Entries provided:
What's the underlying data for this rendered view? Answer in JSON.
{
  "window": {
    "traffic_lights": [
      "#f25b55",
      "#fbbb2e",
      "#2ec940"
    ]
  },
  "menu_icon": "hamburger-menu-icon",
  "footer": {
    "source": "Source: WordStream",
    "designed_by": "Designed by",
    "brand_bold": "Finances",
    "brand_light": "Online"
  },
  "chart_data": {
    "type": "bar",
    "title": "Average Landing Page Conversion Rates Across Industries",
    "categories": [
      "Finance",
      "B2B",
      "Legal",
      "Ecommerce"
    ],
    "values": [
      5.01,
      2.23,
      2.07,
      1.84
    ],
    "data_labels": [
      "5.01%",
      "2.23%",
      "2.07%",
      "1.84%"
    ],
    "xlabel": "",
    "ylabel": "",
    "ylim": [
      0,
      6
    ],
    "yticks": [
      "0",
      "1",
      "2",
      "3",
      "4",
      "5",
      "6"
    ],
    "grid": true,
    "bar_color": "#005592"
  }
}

Given instruction: Every line above should be written out again exactly as it stands.

Task result:
What's the underlying data for this rendered view? Answer in JSON.
{
  "window": {
    "traffic_lights": [
      "#f25b55",
      "#fbbb2e",
      "#2ec940"
    ]
  },
  "menu_icon": "hamburger-menu-icon",
  "footer": {
    "source": "Source: WordStream",
    "designed_by": "Designed by",
    "brand_bold": "Finances",
    "brand_light": "Online"
  },
  "chart_data": {
    "type": "bar",
    "title": "Average Landing Page Conversion Rates Across Industries",
    "categories": [
      "Finance",
      "B2B",
      "Legal",
      "Ecommerce"
    ],
    "values": [
      5.01,
      2.23,
      2.07,
      1.84
    ],
    "data_labels": [
      "5.01%",
      "2.23%",
      "2.07%",
      "1.84%"
    ],
    "xlabel": "",
    "ylabel": "",
    "ylim": [
      0,
      6
    ],
    "yticks": [
      "0",
      "1",
      "2",
      "3",
      "4",
      "5",
      "6"
    ],
    "grid": true,
    "bar_color": "#005592"
  }
}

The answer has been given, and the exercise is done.